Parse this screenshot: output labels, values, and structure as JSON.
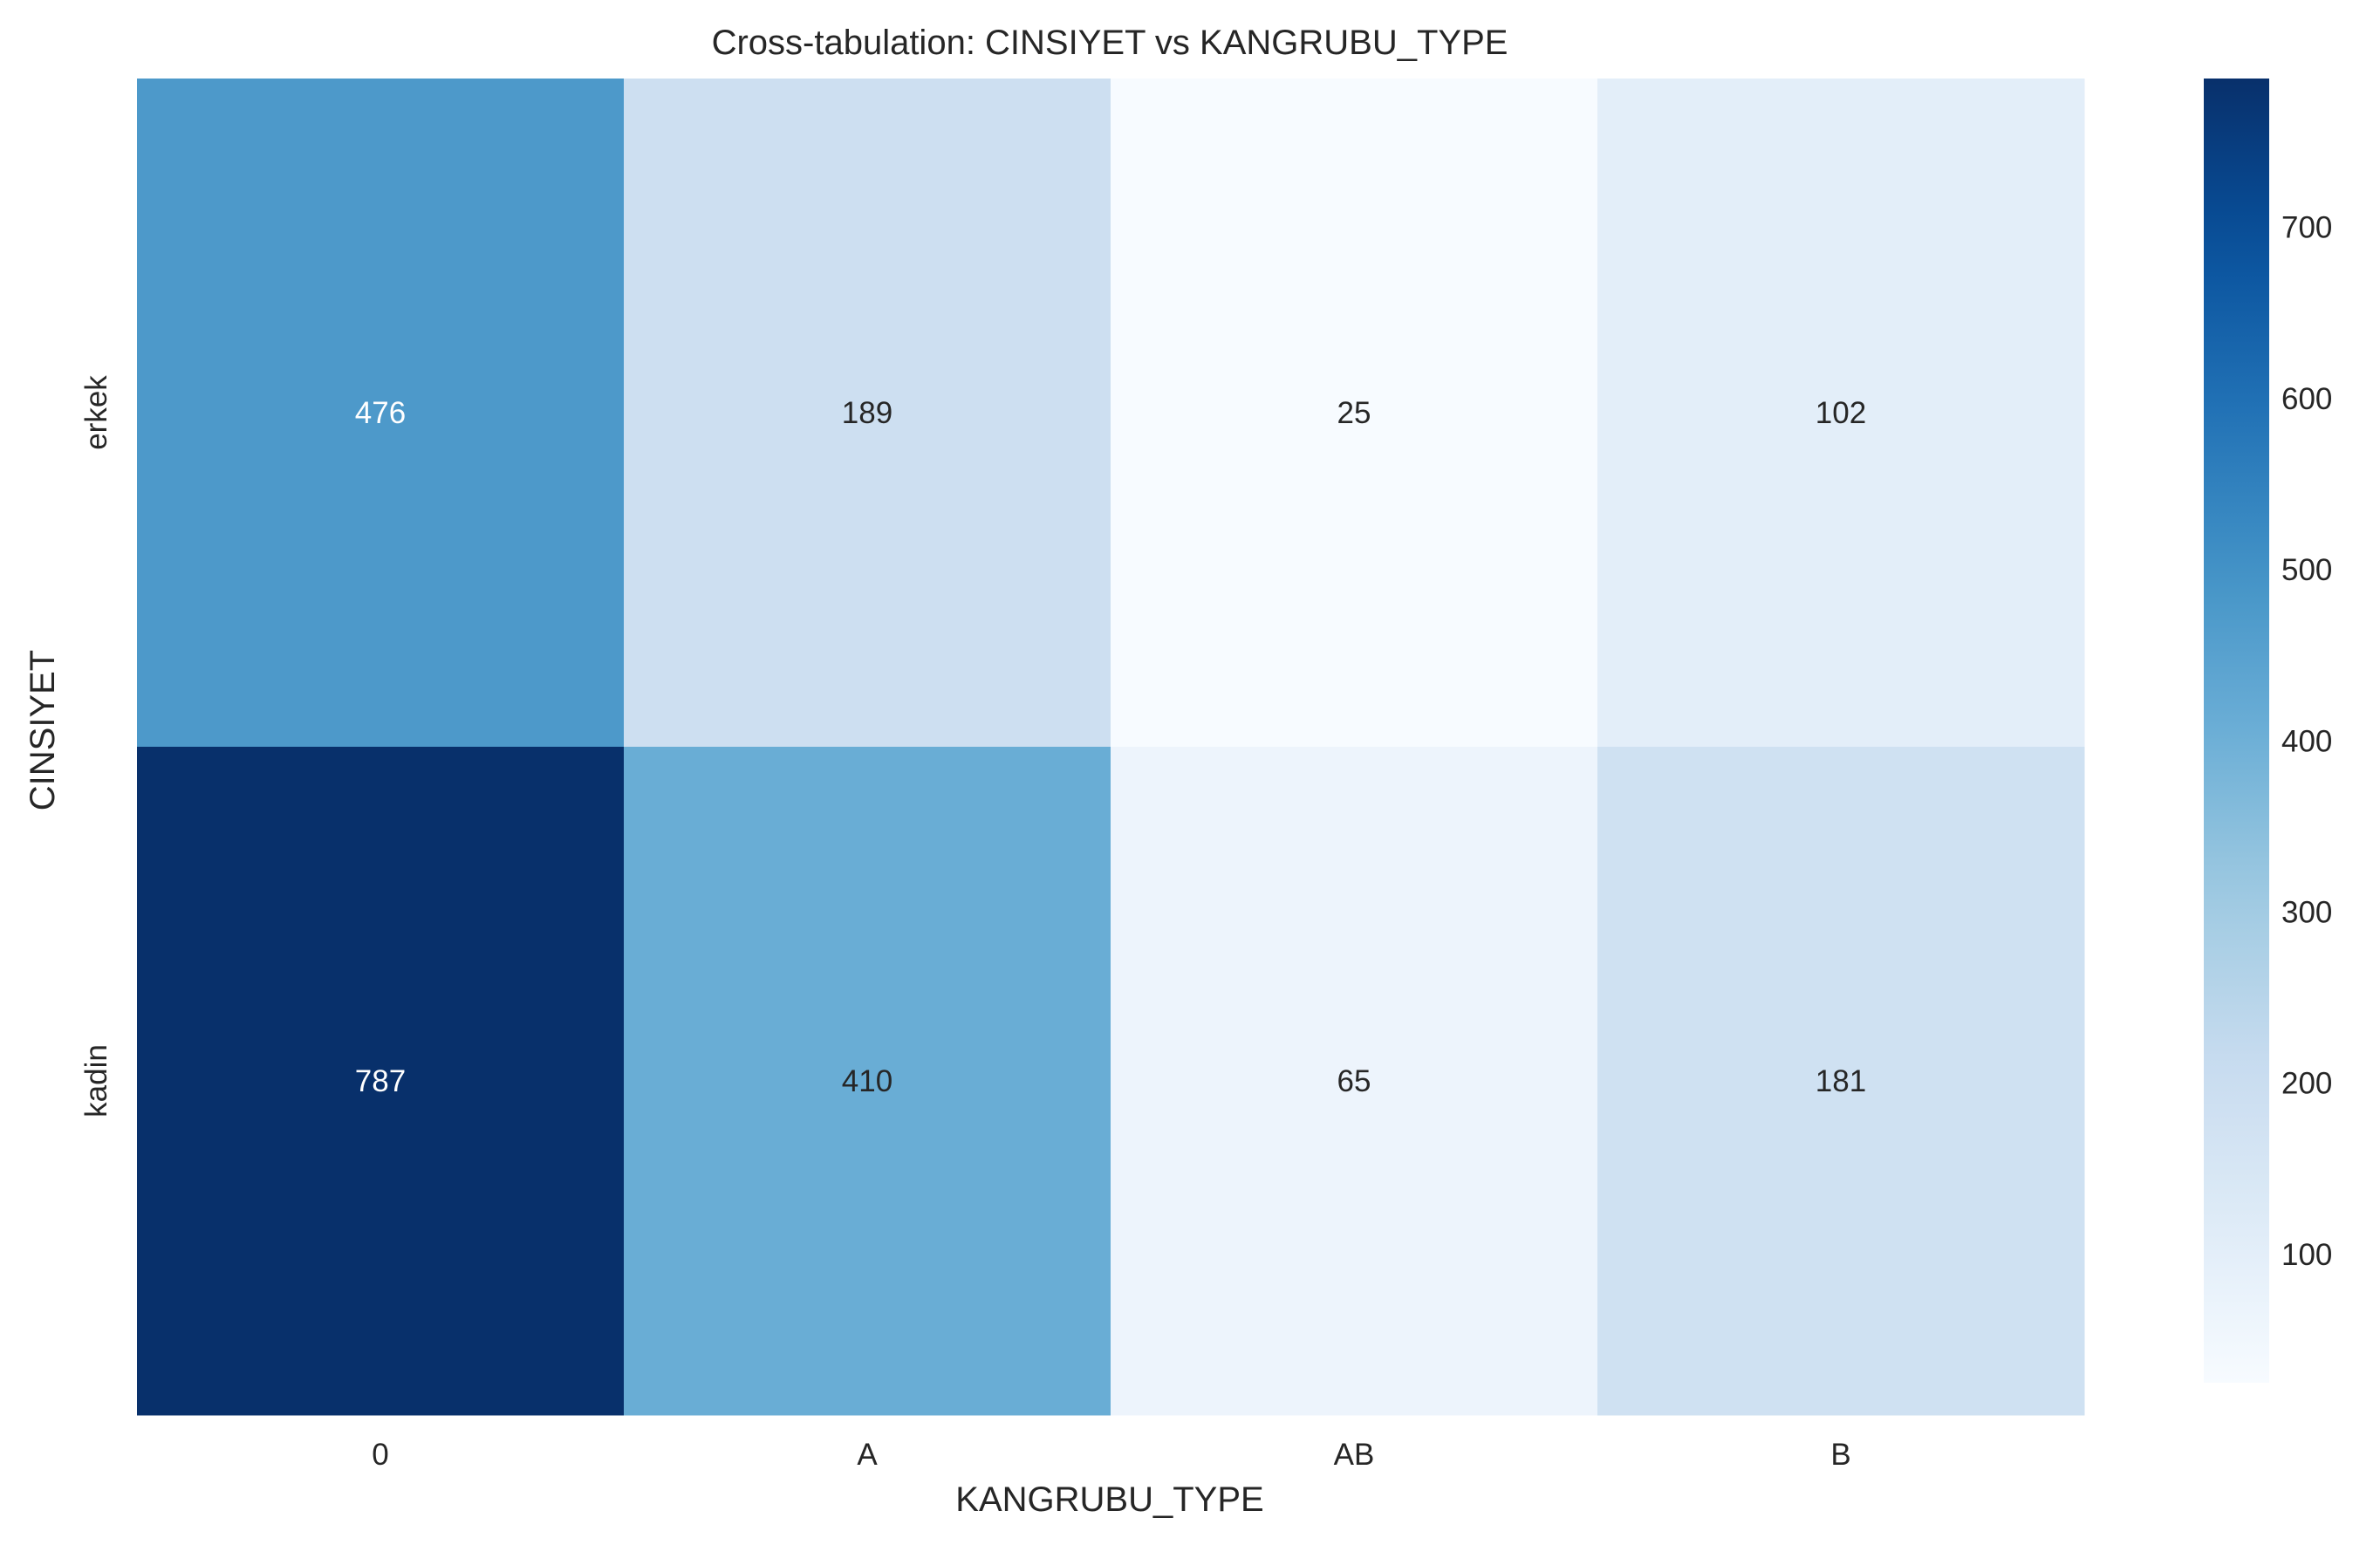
{
  "chart_data": {
    "type": "heatmap",
    "title": "Cross-tabulation: CINSIYET vs KANGRUBU_TYPE",
    "xlabel": "KANGRUBU_TYPE",
    "ylabel": "CINSIYET",
    "x_categories": [
      "0",
      "A",
      "AB",
      "B"
    ],
    "y_categories": [
      "erkek",
      "kadin"
    ],
    "values": [
      [
        476,
        189,
        25,
        102
      ],
      [
        787,
        410,
        65,
        181
      ]
    ],
    "colormap": "Blues",
    "color_range": [
      25,
      787
    ],
    "colorbar_ticks": [
      100,
      200,
      300,
      400,
      500,
      600,
      700
    ],
    "colorbar": true,
    "annotations": true,
    "grid": false
  }
}
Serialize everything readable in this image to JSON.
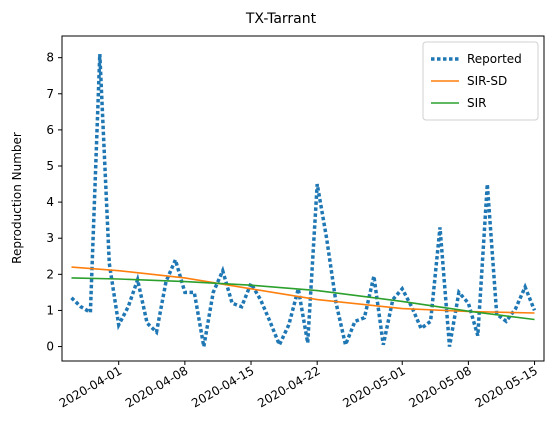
{
  "chart_data": {
    "type": "line",
    "title": "TX-Tarrant",
    "xlabel": "",
    "ylabel": "Reproduction Number",
    "x_axis_type": "date",
    "xlim": [
      "2020-03-26",
      "2020-05-16"
    ],
    "ylim": [
      -0.4,
      8.6
    ],
    "x_ticks": [
      "2020-04-01",
      "2020-04-08",
      "2020-04-15",
      "2020-04-22",
      "2020-05-01",
      "2020-05-08",
      "2020-05-15"
    ],
    "y_ticks": [
      0,
      1,
      2,
      3,
      4,
      5,
      6,
      7,
      8
    ],
    "grid": false,
    "legend_position": "top-right",
    "series": [
      {
        "name": "Reported",
        "style": "dotted",
        "color": "#1f77b4",
        "x": [
          "2020-03-27",
          "2020-03-28",
          "2020-03-29",
          "2020-03-30",
          "2020-03-31",
          "2020-04-01",
          "2020-04-02",
          "2020-04-03",
          "2020-04-04",
          "2020-04-05",
          "2020-04-06",
          "2020-04-07",
          "2020-04-08",
          "2020-04-09",
          "2020-04-10",
          "2020-04-11",
          "2020-04-12",
          "2020-04-13",
          "2020-04-14",
          "2020-04-15",
          "2020-04-16",
          "2020-04-17",
          "2020-04-18",
          "2020-04-19",
          "2020-04-20",
          "2020-04-21",
          "2020-04-22",
          "2020-04-23",
          "2020-04-24",
          "2020-04-25",
          "2020-04-26",
          "2020-04-27",
          "2020-04-28",
          "2020-04-29",
          "2020-04-30",
          "2020-05-01",
          "2020-05-02",
          "2020-05-03",
          "2020-05-04",
          "2020-05-05",
          "2020-05-06",
          "2020-05-07",
          "2020-05-08",
          "2020-05-09",
          "2020-05-10",
          "2020-05-11",
          "2020-05-12",
          "2020-05-13",
          "2020-05-14",
          "2020-05-15"
        ],
        "values": [
          1.35,
          1.1,
          0.95,
          8.1,
          2.3,
          0.6,
          1.1,
          1.85,
          0.65,
          0.4,
          1.8,
          2.4,
          1.5,
          1.5,
          0.0,
          1.5,
          2.1,
          1.2,
          1.1,
          1.75,
          1.3,
          0.7,
          0.05,
          0.6,
          1.6,
          0.1,
          4.5,
          3.0,
          1.2,
          0.05,
          0.7,
          0.8,
          1.95,
          0.05,
          1.3,
          1.6,
          1.1,
          0.5,
          0.7,
          3.3,
          0.0,
          1.5,
          1.2,
          0.3,
          4.5,
          0.9,
          0.7,
          1.05,
          1.65,
          1.0
        ]
      },
      {
        "name": "SIR-SD",
        "style": "solid",
        "color": "#ff7f0e",
        "x": [
          "2020-03-27",
          "2020-04-01",
          "2020-04-08",
          "2020-04-15",
          "2020-04-22",
          "2020-05-01",
          "2020-05-08",
          "2020-05-15"
        ],
        "values": [
          2.2,
          2.1,
          1.9,
          1.6,
          1.3,
          1.05,
          0.97,
          0.93
        ]
      },
      {
        "name": "SIR",
        "style": "solid",
        "color": "#2ca02c",
        "x": [
          "2020-03-27",
          "2020-04-01",
          "2020-04-08",
          "2020-04-15",
          "2020-04-22",
          "2020-05-01",
          "2020-05-08",
          "2020-05-15"
        ],
        "values": [
          1.9,
          1.87,
          1.8,
          1.7,
          1.55,
          1.25,
          0.98,
          0.75
        ]
      }
    ]
  }
}
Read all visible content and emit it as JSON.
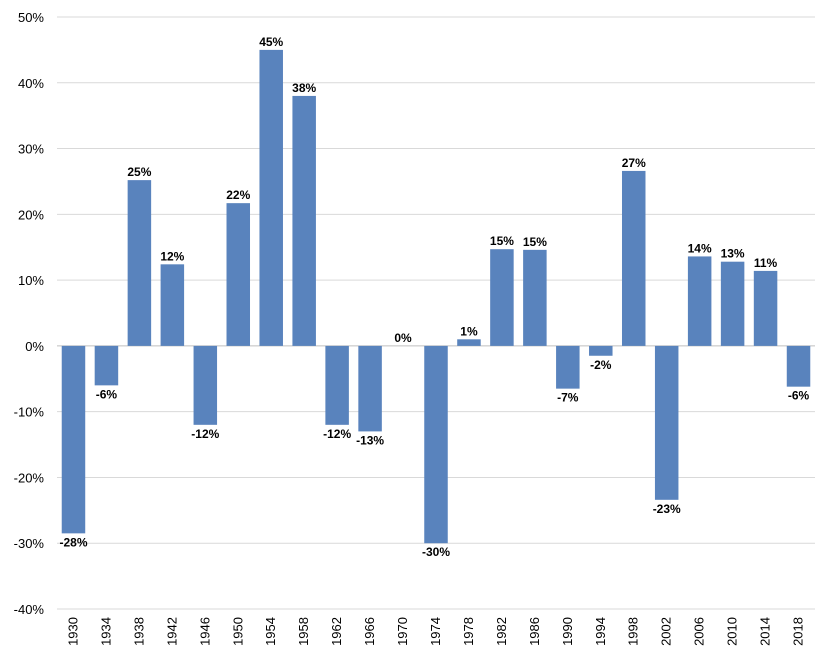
{
  "chart_data": {
    "type": "bar",
    "categories": [
      "1930",
      "1934",
      "1938",
      "1942",
      "1946",
      "1950",
      "1954",
      "1958",
      "1962",
      "1966",
      "1970",
      "1974",
      "1978",
      "1982",
      "1986",
      "1990",
      "1994",
      "1998",
      "2002",
      "2006",
      "2010",
      "2014",
      "2018"
    ],
    "values": [
      -28.5,
      -6,
      25.2,
      12.4,
      -12,
      21.7,
      45,
      38,
      -12,
      -13,
      0,
      -30,
      1,
      14.7,
      14.6,
      -6.5,
      -1.5,
      26.6,
      -23.4,
      13.6,
      12.8,
      11.4,
      -6.2
    ],
    "data_labels": [
      "-28%",
      "-6%",
      "25%",
      "12%",
      "-12%",
      "22%",
      "45%",
      "38%",
      "-12%",
      "-13%",
      "0%",
      "-30%",
      "1%",
      "15%",
      "15%",
      "-7%",
      "-2%",
      "27%",
      "-23%",
      "14%",
      "13%",
      "11%",
      "-6%"
    ],
    "y_ticks": [
      50,
      40,
      30,
      20,
      10,
      0,
      -10,
      -20,
      -30,
      -40
    ],
    "y_tick_labels": [
      "50%",
      "40%",
      "30%",
      "20%",
      "10%",
      "0%",
      "-10%",
      "-20%",
      "-30%",
      "-40%"
    ],
    "ylim": [
      -40,
      50
    ],
    "title": "",
    "xlabel": "",
    "ylabel": "",
    "grid": true,
    "legend": "none",
    "bar_color": "#5983bd"
  }
}
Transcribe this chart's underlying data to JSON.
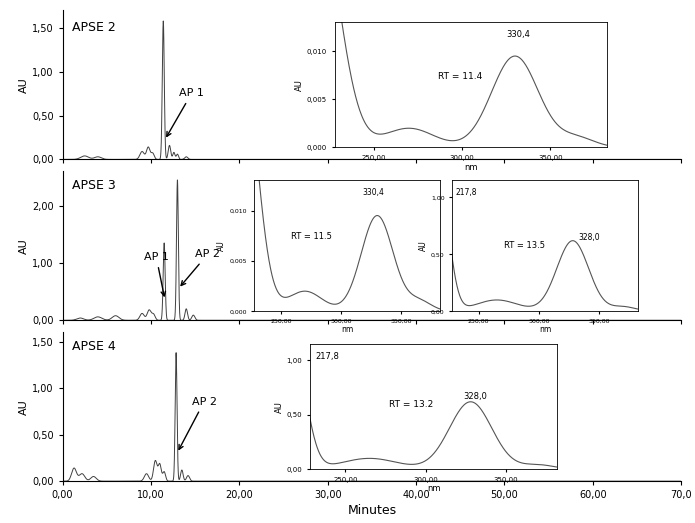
{
  "panel_labels": [
    "APSE 2",
    "APSE 3",
    "APSE 4"
  ],
  "main_xlim": [
    0,
    70
  ],
  "main_xticks": [
    0,
    10,
    20,
    30,
    40,
    50,
    60,
    70
  ],
  "main_xtick_labels": [
    "0,00",
    "10,00",
    "20,00",
    "30,00",
    "40,00",
    "50,00",
    "60,00",
    "70,0"
  ],
  "panel1_ylim": [
    0,
    1.7
  ],
  "panel1_yticks": [
    0.0,
    0.5,
    1.0,
    1.5
  ],
  "panel1_ytick_labels": [
    "0,00",
    "0,50",
    "1,00",
    "1,50"
  ],
  "panel2_ylim": [
    0,
    2.6
  ],
  "panel2_yticks": [
    0.0,
    1.0,
    2.0
  ],
  "panel2_ytick_labels": [
    "0,00",
    "1,00",
    "2,00"
  ],
  "panel3_ylim": [
    0,
    1.6
  ],
  "panel3_yticks": [
    0.0,
    0.5,
    1.0,
    1.5
  ],
  "panel3_ytick_labels": [
    "0,00",
    "0,50",
    "1,00",
    "1,50"
  ],
  "ylabel": "AU",
  "xlabel": "Minutes",
  "line_color": "#404040",
  "background_color": "#ffffff"
}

- - -

### Exercise objective
Your task is to copy word for word the lines from the line containing "Transcribe this chart's" to the end of the listing, both included, and to drop any pictures.

### Expected answer
Transcribe this chart's underlying data to JSON.
{
  "panel_labels": [
    "APSE 2",
    "APSE 3",
    "APSE 4"
  ],
  "main_xlim": [
    0,
    70
  ],
  "main_xticks": [
    0,
    10,
    20,
    30,
    40,
    50,
    60,
    70
  ],
  "main_xtick_labels": [
    "0,00",
    "10,00",
    "20,00",
    "30,00",
    "40,00",
    "50,00",
    "60,00",
    "70,0"
  ],
  "panel1_ylim": [
    0,
    1.7
  ],
  "panel1_yticks": [
    0.0,
    0.5,
    1.0,
    1.5
  ],
  "panel1_ytick_labels": [
    "0,00",
    "0,50",
    "1,00",
    "1,50"
  ],
  "panel2_ylim": [
    0,
    2.6
  ],
  "panel2_yticks": [
    0.0,
    1.0,
    2.0
  ],
  "panel2_ytick_labels": [
    "0,00",
    "1,00",
    "2,00"
  ],
  "panel3_ylim": [
    0,
    1.6
  ],
  "panel3_yticks": [
    0.0,
    0.5,
    1.0,
    1.5
  ],
  "panel3_ytick_labels": [
    "0,00",
    "0,50",
    "1,00",
    "1,50"
  ],
  "ylabel": "AU",
  "xlabel": "Minutes",
  "line_color": "#404040",
  "background_color": "#ffffff"
}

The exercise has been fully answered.